▶ _WRITTEN EXERCISE_: Convert the stretch of rows from the one containing "sidebar-item-messages[interactable]: 消息中心 <box>4" through the one containing "tab-set-autoreply[interactable]: 设置自动回复 <box>206" into a Markdown table with the columns Index and Entry. Give each row's number under Index and its line under Entry, and omit blank lines.

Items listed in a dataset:
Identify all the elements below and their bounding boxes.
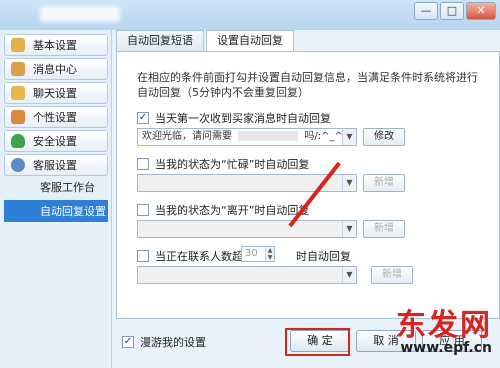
sidebar-item-messages[interactable]: 消息中心 <box>4 58 108 80</box>
sidebar-item-personal[interactable]: 个性设置 <box>4 106 108 128</box>
chevron-down-icon[interactable]: ▼ <box>342 129 356 145</box>
rule-away-combo[interactable]: ▼ <box>137 220 357 238</box>
envelope-icon <box>11 62 25 76</box>
title-bar: — □ ✕ <box>0 0 500 30</box>
combo-value-right: 吗/:^_^ <box>304 131 343 142</box>
sidebar-subitem-label: 自动回复设置 <box>40 205 106 218</box>
rule-checkbox[interactable] <box>137 250 149 262</box>
panel-description: 在相应的条件前面打勾并设置自动回复信息，当满足条件时系统将进行自动回复（5分钟内… <box>137 71 478 99</box>
stepper-value: 30 <box>245 248 258 259</box>
sidebar-subitem-label: 客服工作台 <box>40 181 95 194</box>
sidebar-item-label: 个性设置 <box>33 111 77 124</box>
maximize-button[interactable]: □ <box>440 2 464 20</box>
sidebar-item-chat[interactable]: 聊天设置 <box>4 82 108 104</box>
sidebar-subitem-autoreply[interactable]: 自动回复设置 <box>4 200 108 222</box>
rule-contacts-combo[interactable]: ▼ <box>137 266 357 284</box>
rule-first-message-combo[interactable]: 欢迎光临，请问需要 吗/:^_^ ▼ <box>137 128 357 146</box>
rule-checkbox[interactable] <box>137 204 149 216</box>
minimize-button[interactable]: — <box>414 2 438 20</box>
roam-settings[interactable]: ✓ 漫游我的设置 <box>122 334 206 350</box>
tab-autoreply-phrases[interactable]: 自动回复短语 <box>116 30 204 52</box>
rule-label-suffix: 时自动回复 <box>296 250 351 263</box>
contacts-count-stepper[interactable]: 30 ▲ ▼ <box>241 246 275 262</box>
sidebar-item-label: 安全设置 <box>33 135 77 148</box>
roam-label: 漫游我的设置 <box>140 336 206 349</box>
tab-bar: 自动回复短语 设置自动回复 <box>116 30 296 52</box>
sidebar-subitem-workbench[interactable]: 客服工作台 <box>4 176 108 198</box>
rule-label: 当我的状态为“忙碌”时自动回复 <box>155 158 310 171</box>
sidebar: 基本设置 消息中心 聊天设置 个性设置 安全设置 客服设置 客服工作台 自动回复… <box>0 30 112 368</box>
tab-set-autoreply[interactable]: 设置自动回复 <box>206 30 294 52</box>
chevron-down-icon[interactable]: ▼ <box>342 221 356 237</box>
add-button[interactable]: 新增 <box>371 266 413 284</box>
sidebar-item-service[interactable]: 客服设置 <box>4 154 108 176</box>
window-controls: — □ ✕ <box>414 2 496 20</box>
close-button[interactable]: ✕ <box>466 2 496 20</box>
rule-checkbox[interactable] <box>137 158 149 170</box>
rule-label-prefix: 当正在联系人数超过 <box>155 250 254 263</box>
watermark-logo: 东发网 <box>396 308 492 343</box>
settings-icon <box>11 38 25 52</box>
stepper-arrows-icon[interactable]: ▲ ▼ <box>265 247 274 261</box>
roam-checkbox[interactable]: ✓ <box>122 336 134 348</box>
rule-checkbox[interactable]: ✓ <box>137 112 149 124</box>
sidebar-item-label: 基本设置 <box>33 39 77 52</box>
rule-label: 当我的状态为“离开”时自动回复 <box>155 204 310 217</box>
chat-icon <box>11 86 25 100</box>
rule-away[interactable]: 当我的状态为“离开”时自动回复 <box>137 202 309 218</box>
service-icon <box>11 158 25 172</box>
rule-first-message[interactable]: ✓ 当天第一次收到买家消息时自动回复 <box>137 110 331 126</box>
highlight-box <box>285 328 350 356</box>
shield-icon <box>11 134 25 148</box>
sidebar-item-label: 聊天设置 <box>33 87 77 100</box>
edit-button[interactable]: 修改 <box>363 128 405 146</box>
add-button[interactable]: 新增 <box>363 220 405 238</box>
combo-value: 欢迎光临，请问需要 <box>142 131 232 142</box>
sidebar-item-basic[interactable]: 基本设置 <box>4 34 108 56</box>
blurred-title <box>40 6 120 22</box>
chevron-down-icon[interactable]: ▼ <box>342 267 356 283</box>
personal-icon <box>11 110 25 124</box>
rule-busy[interactable]: 当我的状态为“忙碌”时自动回复 <box>137 156 309 172</box>
chevron-down-icon[interactable]: ▼ <box>342 175 356 191</box>
redacted-text <box>238 131 299 141</box>
sidebar-item-label: 客服设置 <box>33 159 77 172</box>
add-button[interactable]: 新增 <box>363 174 405 192</box>
sidebar-item-security[interactable]: 安全设置 <box>4 130 108 152</box>
rule-label: 当天第一次收到买家消息时自动回复 <box>155 112 331 125</box>
watermark-url: www.epf.cn <box>400 340 492 356</box>
autoreply-panel: 在相应的条件前面打勾并设置自动回复信息，当满足条件时系统将进行自动回复（5分钟内… <box>116 51 500 319</box>
sidebar-item-label: 消息中心 <box>33 63 77 76</box>
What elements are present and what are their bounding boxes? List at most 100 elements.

▶ _ANSWER TO THIS TASK_:
| Index | Entry |
|---|---|
| 1 | sidebar-item-messages[interactable]: 消息中心 <box>4 58 108 80</box> |
| 2 | sidebar-item-personal[interactable]: 个性设置 <box>4 106 108 128</box> |
| 3 | chevron-down-icon[interactable]: ▼ <box>342 129 356 145</box> |
| 4 | rule-away-combo[interactable]: ▼ <box>137 220 357 238</box> |
| 5 | envelope-icon <box>11 62 25 76</box> |
| 6 | title-bar: — □ ✕ <box>0 0 500 30</box> |
| 7 | combo-value-right: 吗/:^_^ <box>304 131 343 142</box> |
| 8 | sidebar-subitem-label: 自动回复设置 <box>40 205 106 218</box> |
| 9 | rule-checkbox[interactable] <box>137 250 149 262</box> |
| 10 | panel-description: 在相应的条件前面打勾并设置自动回复信息，当满足条件时系统将进行自动回复（5分钟内… <box>137 71 478 99</box> |
| 11 | stepper-value: 30 <box>245 248 258 259</box> |
| 12 | sidebar-subitem-label: 客服工作台 <box>40 181 95 194</box> |
| 13 | sidebar-item-label: 个性设置 <box>33 111 77 124</box> |
| 14 | maximize-button[interactable]: □ <box>440 2 464 20</box> |
| 15 | sidebar-item-chat[interactable]: 聊天设置 <box>4 82 108 104</box> |
| 16 | sidebar-subitem-autoreply[interactable]: 自动回复设置 <box>4 200 108 222</box> |
| 17 | rule-contacts-combo[interactable]: ▼ <box>137 266 357 284</box> |
| 18 | rule-first-message-combo[interactable]: 欢迎光临，请问需要 吗/:^_^ ▼ <box>137 128 357 146</box> |
| 19 | rule-checkbox[interactable] <box>137 204 149 216</box> |
| 20 | minimize-button[interactable]: — <box>414 2 438 20</box> |
| 21 | roam-settings[interactable]: ✓ 漫游我的设置 <box>122 334 206 350</box> |
| 22 | tab-autoreply-phrases[interactable]: 自动回复短语 <box>116 30 204 52</box> |
| 23 | rule-label-suffix: 时自动回复 <box>296 250 351 263</box> |
| 24 | contacts-count-stepper[interactable]: 30 ▲ ▼ <box>241 246 275 262</box> |
| 25 | sidebar-item-label: 安全设置 <box>33 135 77 148</box> |
| 26 | roam-label: 漫游我的设置 <box>140 336 206 349</box> |
| 27 | tab-bar: 自动回复短语 设置自动回复 <box>116 30 296 52</box> |
| 28 | sidebar-subitem-workbench[interactable]: 客服工作台 <box>4 176 108 198</box> |
| 29 | rule-label: 当我的状态为“忙碌”时自动回复 <box>155 158 310 171</box> |
| 30 | sidebar: 基本设置 消息中心 聊天设置 个性设置 安全设置 客服设置 客服工作台 自动回复… <box>0 30 112 368</box> |
| 31 | tab-set-autoreply[interactable]: 设置自动回复 <box>206 30 294 52</box> |